#### Record extracts:

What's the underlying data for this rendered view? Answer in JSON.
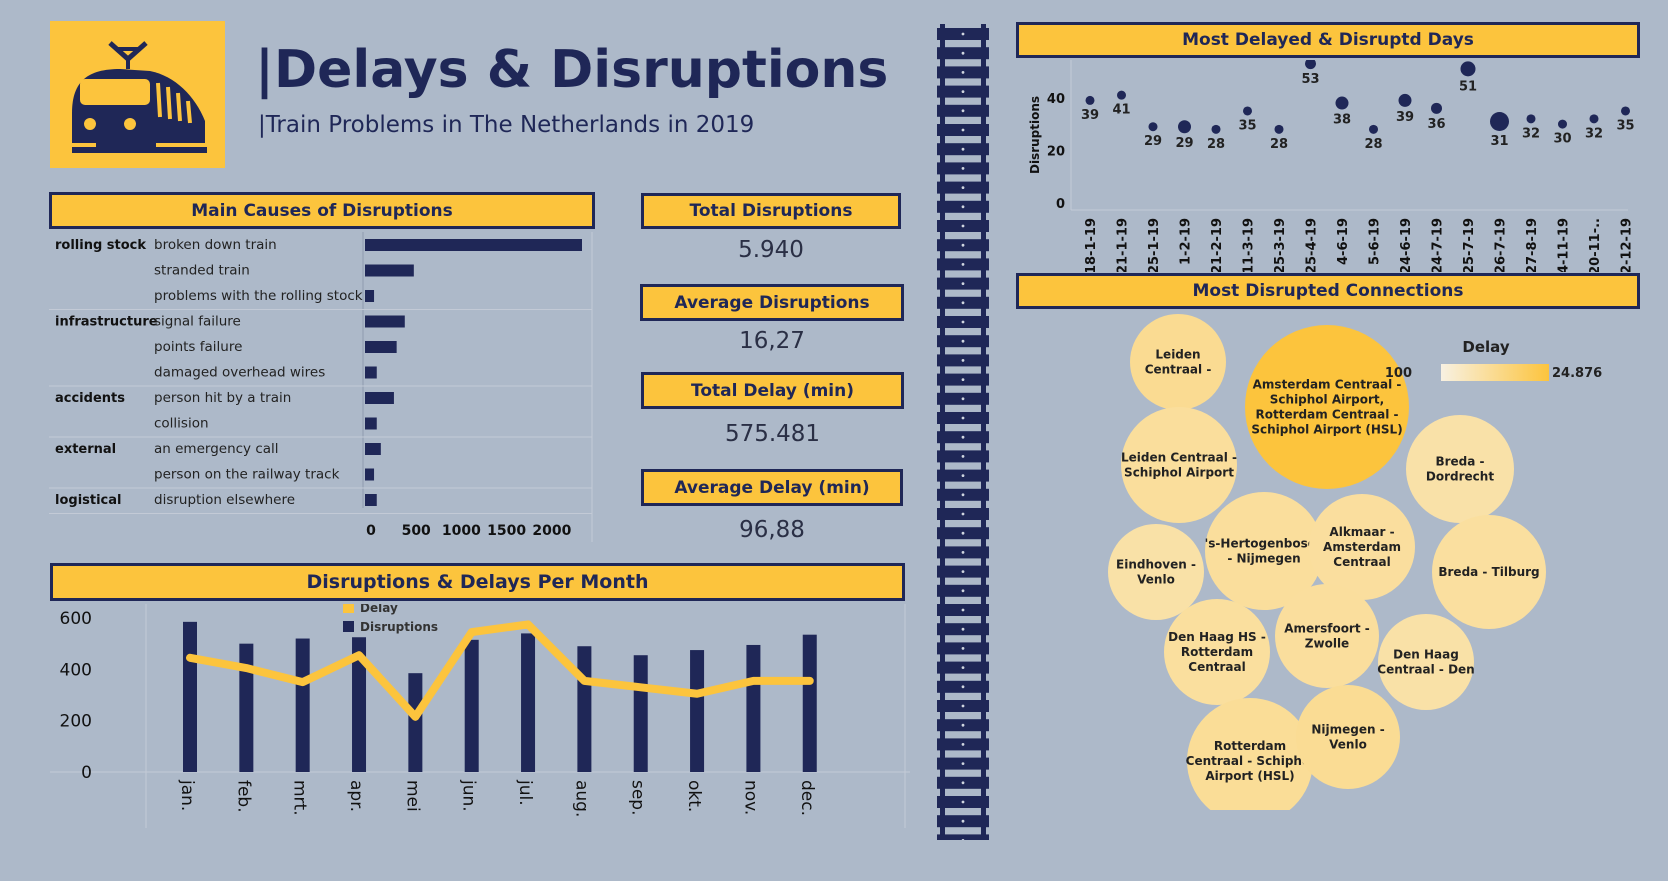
{
  "header": {
    "title": "|Delays & Disruptions",
    "subtitle": "|Train Problems in The Netherlands in 2019"
  },
  "colors": {
    "navy": "#1f2757",
    "yellow": "#fcc43d",
    "background": "#adb9c9"
  },
  "icons": {
    "logo": "train-icon"
  },
  "causes": {
    "title": "Main Causes of Disruptions",
    "axis_ticks": [
      "0",
      "500",
      "1000",
      "1500",
      "2000"
    ],
    "groups": [
      {
        "name": "rolling stock",
        "items": [
          {
            "label": "broken down train",
            "value": 2400
          },
          {
            "label": "stranded train",
            "value": 540
          },
          {
            "label": "problems with the rolling stock",
            "value": 100
          }
        ]
      },
      {
        "name": "infrastructure",
        "items": [
          {
            "label": "signal failure",
            "value": 440
          },
          {
            "label": "points failure",
            "value": 350
          },
          {
            "label": "damaged overhead wires",
            "value": 130
          }
        ]
      },
      {
        "name": "accidents",
        "items": [
          {
            "label": "person hit by a train",
            "value": 320
          },
          {
            "label": "collision",
            "value": 130
          }
        ]
      },
      {
        "name": "external",
        "items": [
          {
            "label": "an emergency call",
            "value": 175
          },
          {
            "label": "person on the railway track",
            "value": 100
          }
        ]
      },
      {
        "name": "logistical",
        "items": [
          {
            "label": "disruption elsewhere",
            "value": 130
          }
        ]
      }
    ]
  },
  "kpis": [
    {
      "label": "Total Disruptions",
      "value": "5.940"
    },
    {
      "label": "Average Disruptions",
      "value": "16,27"
    },
    {
      "label": "Total Delay (min)",
      "value": "575.481"
    },
    {
      "label": "Average Delay (min)",
      "value": "96,88"
    }
  ],
  "monthly": {
    "title": "Disruptions & Delays Per Month",
    "legend": [
      "Delay",
      "Disruptions"
    ],
    "y_ticks": [
      "600",
      "400",
      "200",
      "0"
    ]
  },
  "days": {
    "title": "Most Delayed & Disruptd Days",
    "ylabel": "Disruptions",
    "y_ticks": [
      "40",
      "20",
      "0"
    ]
  },
  "connections": {
    "title": "Most Disrupted Connections",
    "legend_title": "Delay",
    "legend_min": "100",
    "legend_max": "24.876",
    "bubbles": [
      {
        "label": "Amsterdam Centraal - Schiphol Airport, Rotterdam Centraal - Schiphol Airport (HSL)",
        "delay": 24876
      },
      {
        "label": "Leiden Centraal -",
        "delay": 5000
      },
      {
        "label": "Leiden Centraal - Schiphol Airport",
        "delay": 3800
      },
      {
        "label": "Breda - Dordrecht",
        "delay": 2500
      },
      {
        "label": "'s-Hertogenbosch - Nijmegen",
        "delay": 3800
      },
      {
        "label": "Alkmaar - Amsterdam Centraal",
        "delay": 3600
      },
      {
        "label": "Breda - Tilburg",
        "delay": 3400
      },
      {
        "label": "Eindhoven - Venlo",
        "delay": 2600
      },
      {
        "label": "Den Haag HS - Rotterdam Centraal",
        "delay": 3500
      },
      {
        "label": "Amersfoort - Zwolle",
        "delay": 3700
      },
      {
        "label": "Den Haag Centraal - Den",
        "delay": 2600
      },
      {
        "label": "Rotterdam Centraal - Schiphol Airport (HSL)",
        "delay": 4400
      },
      {
        "label": "Nijmegen - Venlo",
        "delay": 4800
      }
    ]
  },
  "chart_data": [
    {
      "type": "bar",
      "title": "Main Causes of Disruptions",
      "orientation": "horizontal",
      "categories": [
        "broken down train",
        "stranded train",
        "problems with the rolling stock",
        "signal failure",
        "points failure",
        "damaged overhead wires",
        "person hit by a train",
        "collision",
        "an emergency call",
        "person on the railway track",
        "disruption elsewhere"
      ],
      "values": [
        2400,
        540,
        100,
        440,
        350,
        130,
        320,
        130,
        175,
        100,
        130
      ],
      "xlim": [
        0,
        2450
      ]
    },
    {
      "type": "bar",
      "title": "Disruptions & Delays Per Month",
      "categories": [
        "jan.",
        "feb.",
        "mrt.",
        "apr.",
        "mei",
        "jun.",
        "jul.",
        "aug.",
        "sep.",
        "okt.",
        "nov.",
        "dec."
      ],
      "series": [
        {
          "name": "Disruptions",
          "type": "bar",
          "values": [
            585,
            500,
            520,
            525,
            385,
            515,
            540,
            490,
            455,
            475,
            495,
            535
          ]
        },
        {
          "name": "Delay",
          "type": "line",
          "values": [
            445,
            405,
            350,
            455,
            215,
            545,
            575,
            355,
            330,
            305,
            355,
            355
          ]
        }
      ],
      "ylim": [
        0,
        620
      ]
    },
    {
      "type": "scatter",
      "title": "Most Delayed & Disruptd Days",
      "ylabel": "Disruptions",
      "x": [
        "18-1-19",
        "21-1-19",
        "25-1-19",
        "1-2-19",
        "21-2-19",
        "11-3-19",
        "25-3-19",
        "25-4-19",
        "4-6-19",
        "5-6-19",
        "24-6-19",
        "24-7-19",
        "25-7-19",
        "26-7-19",
        "27-8-19",
        "4-11-19",
        "20-11-..",
        "2-12-19"
      ],
      "y": [
        39,
        41,
        29,
        29,
        28,
        35,
        28,
        53,
        38,
        28,
        39,
        36,
        51,
        31,
        32,
        30,
        32,
        35
      ],
      "size": [
        3,
        3,
        3,
        5,
        3,
        3,
        3,
        4,
        5,
        3,
        5,
        4,
        6,
        8,
        3,
        3,
        3,
        3
      ],
      "ylim": [
        0,
        58
      ]
    }
  ]
}
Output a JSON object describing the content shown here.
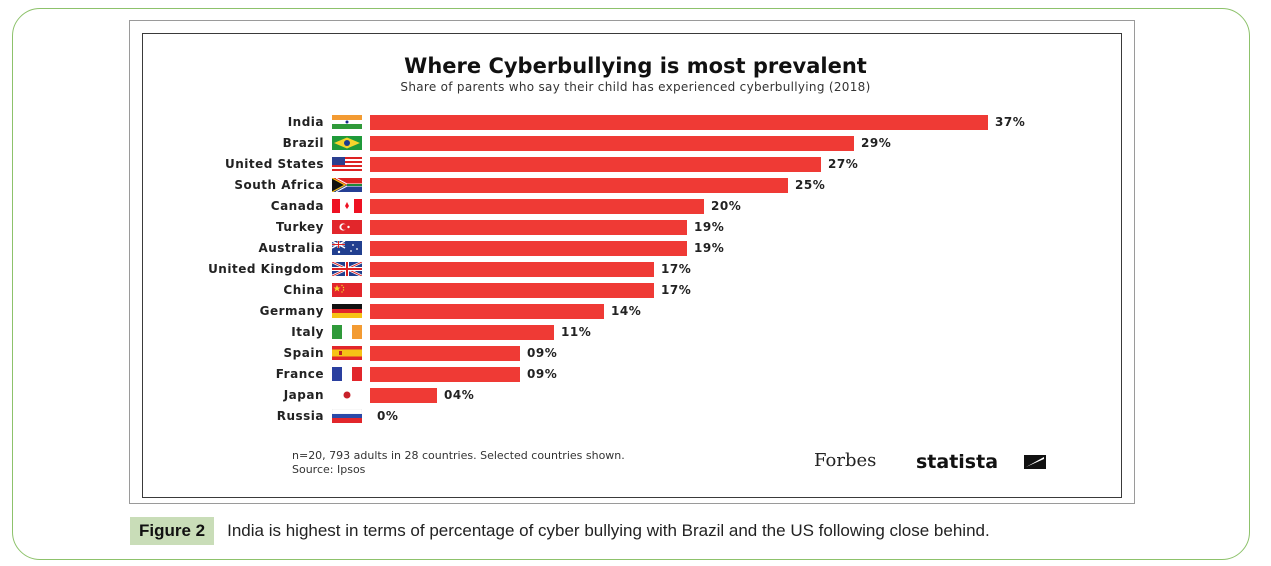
{
  "chart_data": {
    "type": "bar",
    "orientation": "horizontal",
    "title": "Where Cyberbullying is most prevalent",
    "subtitle": "Share of parents who say their child has experienced cyberbullying (2018)",
    "categories": [
      "India",
      "Brazil",
      "United States",
      "South Africa",
      "Canada",
      "Turkey",
      "Australia",
      "United Kingdom",
      "China",
      "Germany",
      "Italy",
      "Spain",
      "France",
      "Japan",
      "Russia"
    ],
    "values": [
      37,
      29,
      27,
      25,
      20,
      19,
      19,
      17,
      17,
      14,
      11,
      9,
      9,
      4,
      0
    ],
    "value_labels": [
      "37%",
      "29%",
      "27%",
      "25%",
      "20%",
      "19%",
      "19%",
      "17%",
      "17%",
      "14%",
      "11%",
      "09%",
      "09%",
      "04%",
      "0%"
    ],
    "flags": [
      "india-flag-icon",
      "brazil-flag-icon",
      "us-flag-icon",
      "south-africa-flag-icon",
      "canada-flag-icon",
      "turkey-flag-icon",
      "australia-flag-icon",
      "uk-flag-icon",
      "china-flag-icon",
      "germany-flag-icon",
      "italy-flag-icon",
      "spain-flag-icon",
      "france-flag-icon",
      "japan-flag-icon",
      "russia-flag-icon"
    ],
    "bar_color": "#ef3a35",
    "xlim": [
      0,
      37
    ]
  },
  "footer": {
    "note": "n=20, 793 adults in 28 countries. Selected countries shown.",
    "source": "Source: Ipsos",
    "brand1": "Forbes",
    "brand2": "statista"
  },
  "caption": {
    "label": "Figure 2",
    "text": "India is highest in terms of percentage of cyber bullying with Brazil and the US following close behind."
  },
  "colors": {
    "border_green": "#8dc26b",
    "caption_bg": "#c9ddb8"
  }
}
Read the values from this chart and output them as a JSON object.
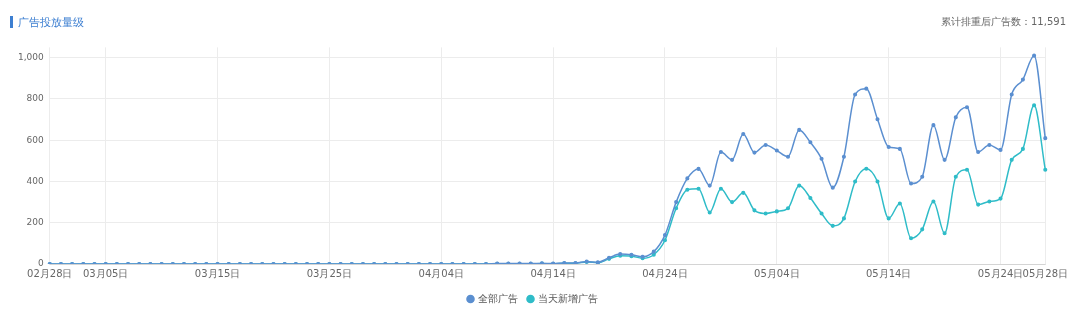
{
  "chart_data": {
    "type": "line",
    "title": "广告投放量级",
    "subtitle": "累计排重后广告数：11,591",
    "categories": [
      "02月28日",
      null,
      null,
      null,
      null,
      "03月05日",
      null,
      null,
      null,
      null,
      null,
      null,
      null,
      null,
      null,
      "03月15日",
      null,
      null,
      null,
      null,
      null,
      null,
      null,
      null,
      null,
      "03月25日",
      null,
      null,
      null,
      null,
      null,
      null,
      null,
      null,
      null,
      "04月04日",
      null,
      null,
      null,
      null,
      null,
      null,
      null,
      null,
      null,
      "04月14日",
      null,
      null,
      null,
      null,
      null,
      null,
      null,
      null,
      null,
      "04月24日",
      null,
      null,
      null,
      null,
      null,
      null,
      null,
      null,
      null,
      "05月04日",
      null,
      null,
      null,
      null,
      null,
      null,
      null,
      null,
      null,
      "05月14日",
      null,
      null,
      null,
      null,
      null,
      null,
      null,
      null,
      null,
      "05月24日",
      null,
      null,
      null,
      "05月28日"
    ],
    "series": [
      {
        "name": "全部广告",
        "color": "#5b8fd0",
        "values": [
          0,
          0,
          0,
          0,
          0,
          0,
          0,
          0,
          0,
          0,
          0,
          0,
          0,
          0,
          0,
          0,
          0,
          0,
          0,
          0,
          0,
          0,
          0,
          0,
          0,
          0,
          0,
          0,
          0,
          0,
          0,
          0,
          0,
          0,
          0,
          0,
          0,
          0,
          0,
          0,
          2,
          2,
          2,
          2,
          3,
          2,
          5,
          5,
          12,
          8,
          30,
          48,
          45,
          35,
          60,
          140,
          300,
          415,
          461,
          380,
          543,
          505,
          630,
          540,
          577,
          550,
          520,
          650,
          590,
          510,
          370,
          520,
          822,
          850,
          702,
          567,
          558,
          390,
          423,
          673,
          505,
          711,
          760,
          543,
          577,
          553,
          822,
          894,
          1010,
          610
        ]
      },
      {
        "name": "当天新增广告",
        "color": "#2fbcc8",
        "values": [
          0,
          0,
          0,
          0,
          0,
          0,
          0,
          0,
          0,
          0,
          0,
          0,
          0,
          0,
          0,
          0,
          0,
          0,
          0,
          0,
          0,
          0,
          0,
          0,
          0,
          0,
          0,
          0,
          0,
          0,
          0,
          0,
          0,
          0,
          0,
          0,
          0,
          0,
          0,
          0,
          1,
          1,
          1,
          1,
          2,
          1,
          4,
          4,
          10,
          6,
          25,
          40,
          38,
          28,
          45,
          115,
          270,
          360,
          365,
          250,
          365,
          300,
          345,
          260,
          245,
          255,
          270,
          380,
          320,
          245,
          185,
          221,
          400,
          462,
          400,
          221,
          293,
          125,
          168,
          303,
          149,
          423,
          457,
          288,
          303,
          317,
          505,
          558,
          769,
          457
        ]
      }
    ],
    "ylim": [
      0,
      1050
    ],
    "yticks": [
      0,
      200,
      400,
      600,
      800,
      {
        "value": 1000,
        "label": "1,000"
      }
    ],
    "grid": true,
    "legend": "bottom",
    "marker": "circle",
    "line_style": "solid"
  }
}
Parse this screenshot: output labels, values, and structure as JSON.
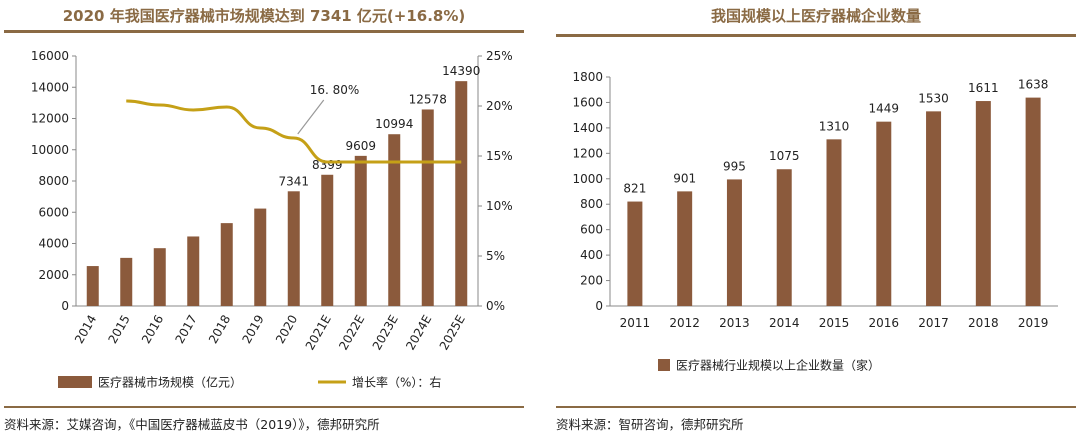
{
  "colors": {
    "bar": "#8b5a3c",
    "line": "#c5a017",
    "accent": "#8a6a44",
    "axis": "#888888"
  },
  "chart_data": [
    {
      "type": "bar",
      "title": "2020 年我国医疗器械市场规模达到 7341 亿元(+16.8%)",
      "categories": [
        "2014",
        "2015",
        "2016",
        "2017",
        "2018",
        "2019",
        "2020",
        "2021E",
        "2022E",
        "2023E",
        "2024E",
        "2025E"
      ],
      "series": [
        {
          "name": "医疗器械市场规模（亿元）",
          "type": "bar",
          "axis": "left",
          "values": [
            2556,
            3080,
            3700,
            4450,
            5304,
            6235,
            7341,
            8399,
            9609,
            10994,
            12578,
            14390
          ]
        },
        {
          "name": "增长率（%）：右",
          "type": "line",
          "axis": "right",
          "values": [
            null,
            20.5,
            20.1,
            19.6,
            19.9,
            17.8,
            16.8,
            14.4,
            14.4,
            14.4,
            14.4,
            14.4
          ]
        }
      ],
      "data_labels": [
        {
          "category": "2020",
          "text": "7341"
        },
        {
          "category": "2021E",
          "text": "8399"
        },
        {
          "category": "2022E",
          "text": "9609"
        },
        {
          "category": "2023E",
          "text": "10994"
        },
        {
          "category": "2024E",
          "text": "12578"
        },
        {
          "category": "2025E",
          "text": "14390"
        }
      ],
      "annotation": "16. 80%",
      "ylim_left": [
        0,
        16000
      ],
      "yticks_left": [
        "0",
        "2000",
        "4000",
        "6000",
        "8000",
        "10000",
        "12000",
        "14000",
        "16000"
      ],
      "ylim_right": [
        0,
        25
      ],
      "yticks_right": [
        "0%",
        "5%",
        "10%",
        "15%",
        "20%",
        "25%"
      ],
      "legend_position": "bottom",
      "grid": false
    },
    {
      "type": "bar",
      "title": "我国规模以上医疗器械企业数量",
      "categories": [
        "2011",
        "2012",
        "2013",
        "2014",
        "2015",
        "2016",
        "2017",
        "2018",
        "2019"
      ],
      "series": [
        {
          "name": "医疗器械行业规模以上企业数量（家）",
          "values": [
            821,
            901,
            995,
            1075,
            1310,
            1449,
            1530,
            1611,
            1638
          ]
        }
      ],
      "ylim": [
        0,
        1800
      ],
      "yticks": [
        "0",
        "200",
        "400",
        "600",
        "800",
        "1000",
        "1200",
        "1400",
        "1600",
        "1800"
      ],
      "legend_position": "bottom",
      "grid": false
    }
  ],
  "sources": {
    "left": "资料来源：艾媒咨询，《中国医疗器械蓝皮书（2019）》，德邦研究所",
    "right": "资料来源：智研咨询，德邦研究所"
  }
}
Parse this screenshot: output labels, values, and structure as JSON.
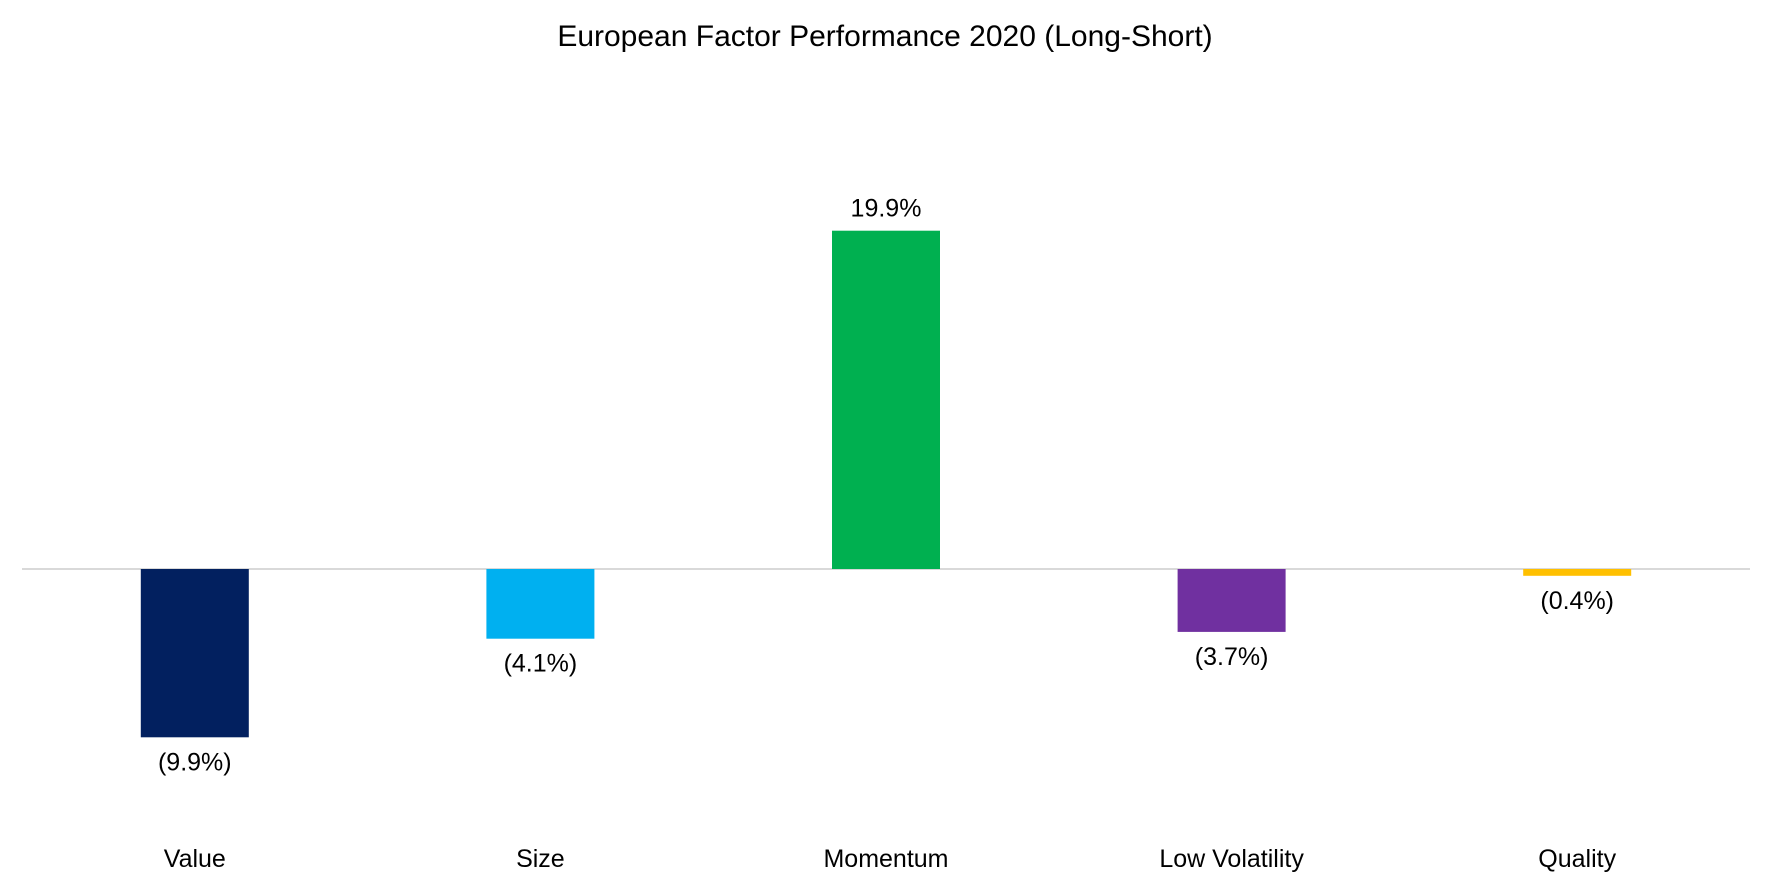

#### Exercise directions:
Lines containing the word "Nijmegen" must all be returned from the material above.

#### Answer to the problem:
        "label": "'s-Hertogenbosch - Nijmegen",
        "label": "Nijmegen - Venlo",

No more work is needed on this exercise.